• [Aim of the exercise]:
Lines that include the word "WWSSN" are the ones to copy.

• [Provided records]:
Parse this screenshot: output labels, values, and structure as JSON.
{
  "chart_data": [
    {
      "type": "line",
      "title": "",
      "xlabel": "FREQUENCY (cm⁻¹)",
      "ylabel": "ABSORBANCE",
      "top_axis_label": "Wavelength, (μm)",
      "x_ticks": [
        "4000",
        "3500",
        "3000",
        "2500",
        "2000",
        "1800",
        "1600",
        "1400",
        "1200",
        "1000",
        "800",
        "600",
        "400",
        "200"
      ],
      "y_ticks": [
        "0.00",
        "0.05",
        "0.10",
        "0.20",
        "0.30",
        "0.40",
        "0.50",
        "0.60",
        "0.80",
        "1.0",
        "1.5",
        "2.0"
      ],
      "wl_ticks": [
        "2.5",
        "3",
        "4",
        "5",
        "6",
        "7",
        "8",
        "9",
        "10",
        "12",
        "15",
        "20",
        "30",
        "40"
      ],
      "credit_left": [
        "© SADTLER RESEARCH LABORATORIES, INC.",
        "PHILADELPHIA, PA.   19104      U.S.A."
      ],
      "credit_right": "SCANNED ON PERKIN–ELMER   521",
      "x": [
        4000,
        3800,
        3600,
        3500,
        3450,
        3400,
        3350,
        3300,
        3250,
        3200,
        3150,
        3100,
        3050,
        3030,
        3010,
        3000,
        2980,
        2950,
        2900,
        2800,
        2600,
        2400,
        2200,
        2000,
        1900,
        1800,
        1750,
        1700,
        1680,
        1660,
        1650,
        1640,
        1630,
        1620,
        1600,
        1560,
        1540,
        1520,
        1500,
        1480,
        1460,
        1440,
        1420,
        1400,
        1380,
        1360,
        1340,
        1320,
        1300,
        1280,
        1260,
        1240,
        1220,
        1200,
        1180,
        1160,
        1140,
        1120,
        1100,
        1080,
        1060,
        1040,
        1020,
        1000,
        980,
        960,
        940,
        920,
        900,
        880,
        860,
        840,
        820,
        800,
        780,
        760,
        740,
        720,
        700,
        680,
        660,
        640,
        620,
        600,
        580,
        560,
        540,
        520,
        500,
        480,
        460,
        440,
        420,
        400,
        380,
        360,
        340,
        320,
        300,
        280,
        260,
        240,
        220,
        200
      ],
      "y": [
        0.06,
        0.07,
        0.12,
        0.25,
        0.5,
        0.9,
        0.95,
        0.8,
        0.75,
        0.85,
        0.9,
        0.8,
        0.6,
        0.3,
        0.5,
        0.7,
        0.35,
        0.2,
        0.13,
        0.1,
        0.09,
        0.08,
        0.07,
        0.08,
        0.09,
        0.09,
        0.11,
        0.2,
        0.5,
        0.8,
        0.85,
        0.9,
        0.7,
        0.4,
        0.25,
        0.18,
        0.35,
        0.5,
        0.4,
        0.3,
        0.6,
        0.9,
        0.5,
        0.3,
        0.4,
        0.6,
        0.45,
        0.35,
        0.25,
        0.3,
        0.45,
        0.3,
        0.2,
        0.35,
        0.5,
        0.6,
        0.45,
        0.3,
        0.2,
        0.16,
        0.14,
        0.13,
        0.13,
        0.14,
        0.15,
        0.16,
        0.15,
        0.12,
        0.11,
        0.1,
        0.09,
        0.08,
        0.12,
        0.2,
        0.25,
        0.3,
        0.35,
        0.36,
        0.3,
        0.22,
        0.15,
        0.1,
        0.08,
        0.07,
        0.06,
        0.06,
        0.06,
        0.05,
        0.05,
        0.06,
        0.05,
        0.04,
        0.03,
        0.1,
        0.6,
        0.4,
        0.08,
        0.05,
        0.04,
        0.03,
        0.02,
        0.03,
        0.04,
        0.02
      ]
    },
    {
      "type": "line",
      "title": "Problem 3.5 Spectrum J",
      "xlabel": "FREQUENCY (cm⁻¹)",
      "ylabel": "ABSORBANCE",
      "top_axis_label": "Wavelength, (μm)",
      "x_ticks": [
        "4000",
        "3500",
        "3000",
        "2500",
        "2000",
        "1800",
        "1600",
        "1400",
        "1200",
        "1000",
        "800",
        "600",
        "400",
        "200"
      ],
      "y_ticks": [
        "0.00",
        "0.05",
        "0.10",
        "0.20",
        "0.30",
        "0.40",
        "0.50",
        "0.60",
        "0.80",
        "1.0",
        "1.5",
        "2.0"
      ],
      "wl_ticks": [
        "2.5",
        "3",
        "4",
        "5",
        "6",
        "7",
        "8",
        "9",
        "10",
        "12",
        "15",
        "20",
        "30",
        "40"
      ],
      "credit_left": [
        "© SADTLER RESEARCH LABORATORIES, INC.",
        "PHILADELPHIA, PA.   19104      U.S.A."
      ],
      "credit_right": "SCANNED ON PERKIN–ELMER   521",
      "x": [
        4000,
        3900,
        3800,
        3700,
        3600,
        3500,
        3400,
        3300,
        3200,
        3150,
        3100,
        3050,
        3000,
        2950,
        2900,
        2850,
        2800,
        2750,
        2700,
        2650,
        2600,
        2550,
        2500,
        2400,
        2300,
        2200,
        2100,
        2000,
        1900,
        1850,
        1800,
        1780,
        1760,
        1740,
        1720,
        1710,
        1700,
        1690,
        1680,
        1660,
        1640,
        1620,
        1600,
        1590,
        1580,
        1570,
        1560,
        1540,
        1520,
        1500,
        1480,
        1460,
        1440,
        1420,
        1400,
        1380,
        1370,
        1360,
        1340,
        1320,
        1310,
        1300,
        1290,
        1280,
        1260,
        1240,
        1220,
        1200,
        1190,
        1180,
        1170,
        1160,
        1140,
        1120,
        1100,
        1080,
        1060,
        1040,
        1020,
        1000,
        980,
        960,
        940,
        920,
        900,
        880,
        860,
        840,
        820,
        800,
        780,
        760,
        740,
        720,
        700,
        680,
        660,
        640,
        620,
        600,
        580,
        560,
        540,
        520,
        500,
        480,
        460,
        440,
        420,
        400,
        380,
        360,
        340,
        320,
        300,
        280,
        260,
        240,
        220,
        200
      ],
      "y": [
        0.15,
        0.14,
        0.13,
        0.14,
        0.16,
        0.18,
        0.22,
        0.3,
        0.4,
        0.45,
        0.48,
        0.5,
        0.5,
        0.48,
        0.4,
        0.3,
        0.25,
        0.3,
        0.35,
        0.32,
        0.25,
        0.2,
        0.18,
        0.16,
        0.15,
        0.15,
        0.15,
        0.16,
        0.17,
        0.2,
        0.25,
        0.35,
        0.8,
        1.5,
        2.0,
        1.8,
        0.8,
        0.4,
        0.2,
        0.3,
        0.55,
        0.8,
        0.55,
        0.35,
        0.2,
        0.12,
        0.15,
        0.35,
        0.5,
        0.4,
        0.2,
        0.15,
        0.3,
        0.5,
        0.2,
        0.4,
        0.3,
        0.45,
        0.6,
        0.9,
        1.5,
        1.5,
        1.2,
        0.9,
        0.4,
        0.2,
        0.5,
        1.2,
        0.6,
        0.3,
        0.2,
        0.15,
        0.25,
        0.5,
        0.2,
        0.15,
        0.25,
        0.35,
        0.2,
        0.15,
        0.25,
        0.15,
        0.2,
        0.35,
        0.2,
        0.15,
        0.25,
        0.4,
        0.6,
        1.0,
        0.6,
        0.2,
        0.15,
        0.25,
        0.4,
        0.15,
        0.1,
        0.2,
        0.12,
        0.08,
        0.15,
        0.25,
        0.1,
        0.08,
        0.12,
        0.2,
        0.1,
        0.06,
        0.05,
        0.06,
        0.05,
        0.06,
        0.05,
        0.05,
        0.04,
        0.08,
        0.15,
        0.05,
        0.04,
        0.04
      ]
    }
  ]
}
* * *
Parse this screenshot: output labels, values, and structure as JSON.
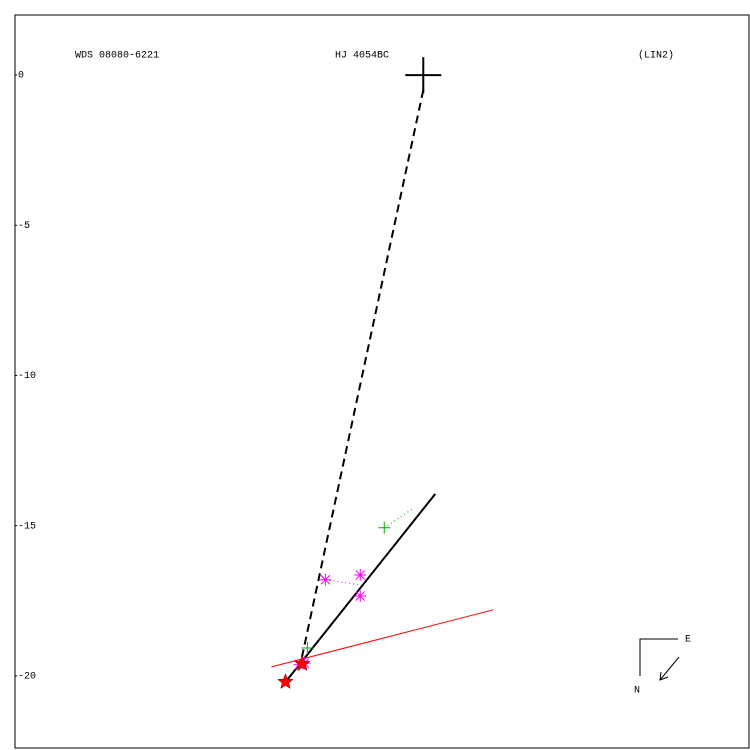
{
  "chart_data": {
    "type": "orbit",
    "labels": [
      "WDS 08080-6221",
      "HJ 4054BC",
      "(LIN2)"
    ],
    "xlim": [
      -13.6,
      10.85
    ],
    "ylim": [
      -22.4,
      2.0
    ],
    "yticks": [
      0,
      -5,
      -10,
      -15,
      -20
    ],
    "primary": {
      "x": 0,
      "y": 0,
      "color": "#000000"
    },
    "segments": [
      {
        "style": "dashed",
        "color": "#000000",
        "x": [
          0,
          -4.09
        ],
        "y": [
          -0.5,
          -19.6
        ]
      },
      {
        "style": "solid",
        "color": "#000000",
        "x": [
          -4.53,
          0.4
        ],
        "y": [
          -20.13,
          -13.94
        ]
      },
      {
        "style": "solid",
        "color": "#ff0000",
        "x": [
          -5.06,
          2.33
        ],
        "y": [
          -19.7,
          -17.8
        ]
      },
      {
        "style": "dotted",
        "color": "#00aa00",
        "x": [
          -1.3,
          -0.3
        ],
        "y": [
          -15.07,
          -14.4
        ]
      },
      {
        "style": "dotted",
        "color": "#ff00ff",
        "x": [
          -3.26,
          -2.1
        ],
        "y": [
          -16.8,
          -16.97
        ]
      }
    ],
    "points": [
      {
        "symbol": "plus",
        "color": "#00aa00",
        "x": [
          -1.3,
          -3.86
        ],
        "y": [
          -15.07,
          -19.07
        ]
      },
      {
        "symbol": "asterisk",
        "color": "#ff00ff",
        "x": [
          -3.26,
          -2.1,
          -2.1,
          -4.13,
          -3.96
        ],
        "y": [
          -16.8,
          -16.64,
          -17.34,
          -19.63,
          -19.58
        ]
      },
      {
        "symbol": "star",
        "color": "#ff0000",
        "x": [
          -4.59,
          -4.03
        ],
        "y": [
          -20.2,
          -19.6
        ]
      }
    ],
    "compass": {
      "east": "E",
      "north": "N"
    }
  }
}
==
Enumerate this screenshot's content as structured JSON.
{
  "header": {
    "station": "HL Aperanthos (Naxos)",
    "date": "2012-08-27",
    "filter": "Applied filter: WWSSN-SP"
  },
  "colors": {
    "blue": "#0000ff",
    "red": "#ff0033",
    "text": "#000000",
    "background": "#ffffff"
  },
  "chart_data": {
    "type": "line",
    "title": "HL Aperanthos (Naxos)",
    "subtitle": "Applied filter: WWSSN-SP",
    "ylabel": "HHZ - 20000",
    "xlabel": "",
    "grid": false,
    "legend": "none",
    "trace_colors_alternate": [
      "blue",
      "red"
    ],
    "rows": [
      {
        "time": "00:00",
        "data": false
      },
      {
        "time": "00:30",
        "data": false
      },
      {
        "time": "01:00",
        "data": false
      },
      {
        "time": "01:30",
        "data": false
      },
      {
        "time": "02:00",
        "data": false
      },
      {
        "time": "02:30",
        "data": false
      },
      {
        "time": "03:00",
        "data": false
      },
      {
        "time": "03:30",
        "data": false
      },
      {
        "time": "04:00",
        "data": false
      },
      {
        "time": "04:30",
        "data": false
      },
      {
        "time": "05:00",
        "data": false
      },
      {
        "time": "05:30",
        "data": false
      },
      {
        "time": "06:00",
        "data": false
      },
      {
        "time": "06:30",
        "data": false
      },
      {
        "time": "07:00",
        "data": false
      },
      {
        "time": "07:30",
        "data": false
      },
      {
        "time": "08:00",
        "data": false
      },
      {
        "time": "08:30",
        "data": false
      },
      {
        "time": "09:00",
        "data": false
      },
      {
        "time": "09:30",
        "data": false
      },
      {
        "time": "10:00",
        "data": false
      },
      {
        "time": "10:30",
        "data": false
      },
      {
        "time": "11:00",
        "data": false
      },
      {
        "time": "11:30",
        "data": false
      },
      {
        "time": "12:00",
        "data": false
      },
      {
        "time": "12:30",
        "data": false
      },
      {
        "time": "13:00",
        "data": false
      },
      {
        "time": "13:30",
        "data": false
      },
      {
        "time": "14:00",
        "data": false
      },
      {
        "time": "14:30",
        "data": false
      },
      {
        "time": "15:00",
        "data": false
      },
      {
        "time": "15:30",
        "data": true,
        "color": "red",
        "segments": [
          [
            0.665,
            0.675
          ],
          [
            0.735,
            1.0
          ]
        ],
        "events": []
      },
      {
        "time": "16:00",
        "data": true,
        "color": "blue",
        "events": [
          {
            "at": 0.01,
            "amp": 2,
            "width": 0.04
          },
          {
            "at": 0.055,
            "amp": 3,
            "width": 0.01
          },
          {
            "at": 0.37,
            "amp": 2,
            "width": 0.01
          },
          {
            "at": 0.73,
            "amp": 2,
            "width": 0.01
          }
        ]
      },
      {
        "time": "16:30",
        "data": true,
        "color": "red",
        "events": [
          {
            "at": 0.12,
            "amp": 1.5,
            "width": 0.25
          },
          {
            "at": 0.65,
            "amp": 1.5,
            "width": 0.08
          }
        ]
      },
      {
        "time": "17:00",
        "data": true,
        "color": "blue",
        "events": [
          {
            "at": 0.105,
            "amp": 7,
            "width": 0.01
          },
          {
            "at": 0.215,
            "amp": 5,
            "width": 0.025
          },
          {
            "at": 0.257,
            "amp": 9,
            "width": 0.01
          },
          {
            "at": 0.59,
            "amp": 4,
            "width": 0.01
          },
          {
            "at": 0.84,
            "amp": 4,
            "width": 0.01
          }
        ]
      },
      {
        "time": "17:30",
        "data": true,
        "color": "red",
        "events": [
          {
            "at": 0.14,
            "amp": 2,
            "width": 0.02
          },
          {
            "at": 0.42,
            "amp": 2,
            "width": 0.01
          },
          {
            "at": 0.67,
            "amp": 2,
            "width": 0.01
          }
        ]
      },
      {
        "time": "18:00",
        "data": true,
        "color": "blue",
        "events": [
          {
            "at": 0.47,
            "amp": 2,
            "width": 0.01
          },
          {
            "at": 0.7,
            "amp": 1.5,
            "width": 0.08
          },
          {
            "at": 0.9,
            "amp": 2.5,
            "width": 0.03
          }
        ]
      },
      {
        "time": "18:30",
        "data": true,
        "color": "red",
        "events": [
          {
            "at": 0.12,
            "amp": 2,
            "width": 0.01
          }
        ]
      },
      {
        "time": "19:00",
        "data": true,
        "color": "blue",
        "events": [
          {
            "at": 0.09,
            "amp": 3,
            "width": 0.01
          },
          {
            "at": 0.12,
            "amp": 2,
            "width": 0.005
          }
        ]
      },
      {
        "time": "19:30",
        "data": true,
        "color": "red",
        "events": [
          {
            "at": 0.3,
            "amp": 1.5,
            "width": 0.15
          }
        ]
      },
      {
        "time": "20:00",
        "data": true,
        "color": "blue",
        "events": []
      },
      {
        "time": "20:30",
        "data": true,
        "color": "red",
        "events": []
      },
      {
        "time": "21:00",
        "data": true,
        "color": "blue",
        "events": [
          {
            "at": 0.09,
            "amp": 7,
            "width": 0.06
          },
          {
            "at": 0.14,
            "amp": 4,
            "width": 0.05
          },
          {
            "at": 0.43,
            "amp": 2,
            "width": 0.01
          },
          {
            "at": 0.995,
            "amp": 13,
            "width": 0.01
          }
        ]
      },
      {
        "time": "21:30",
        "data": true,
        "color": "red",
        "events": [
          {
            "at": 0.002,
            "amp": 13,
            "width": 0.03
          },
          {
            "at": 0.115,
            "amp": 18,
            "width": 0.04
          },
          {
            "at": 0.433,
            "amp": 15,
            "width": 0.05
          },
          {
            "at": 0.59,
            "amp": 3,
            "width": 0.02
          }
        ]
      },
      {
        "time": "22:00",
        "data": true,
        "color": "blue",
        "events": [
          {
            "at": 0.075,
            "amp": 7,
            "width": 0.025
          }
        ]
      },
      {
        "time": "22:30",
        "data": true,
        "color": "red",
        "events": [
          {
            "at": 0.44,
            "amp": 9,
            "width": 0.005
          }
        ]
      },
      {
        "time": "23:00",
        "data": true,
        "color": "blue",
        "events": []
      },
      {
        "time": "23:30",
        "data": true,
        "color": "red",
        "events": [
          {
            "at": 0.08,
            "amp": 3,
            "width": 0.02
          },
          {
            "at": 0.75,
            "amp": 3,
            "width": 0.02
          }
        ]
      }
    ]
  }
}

• [Output for this exercise]:
    "filter": "Applied filter: WWSSN-SP"
    "subtitle": "Applied filter: WWSSN-SP",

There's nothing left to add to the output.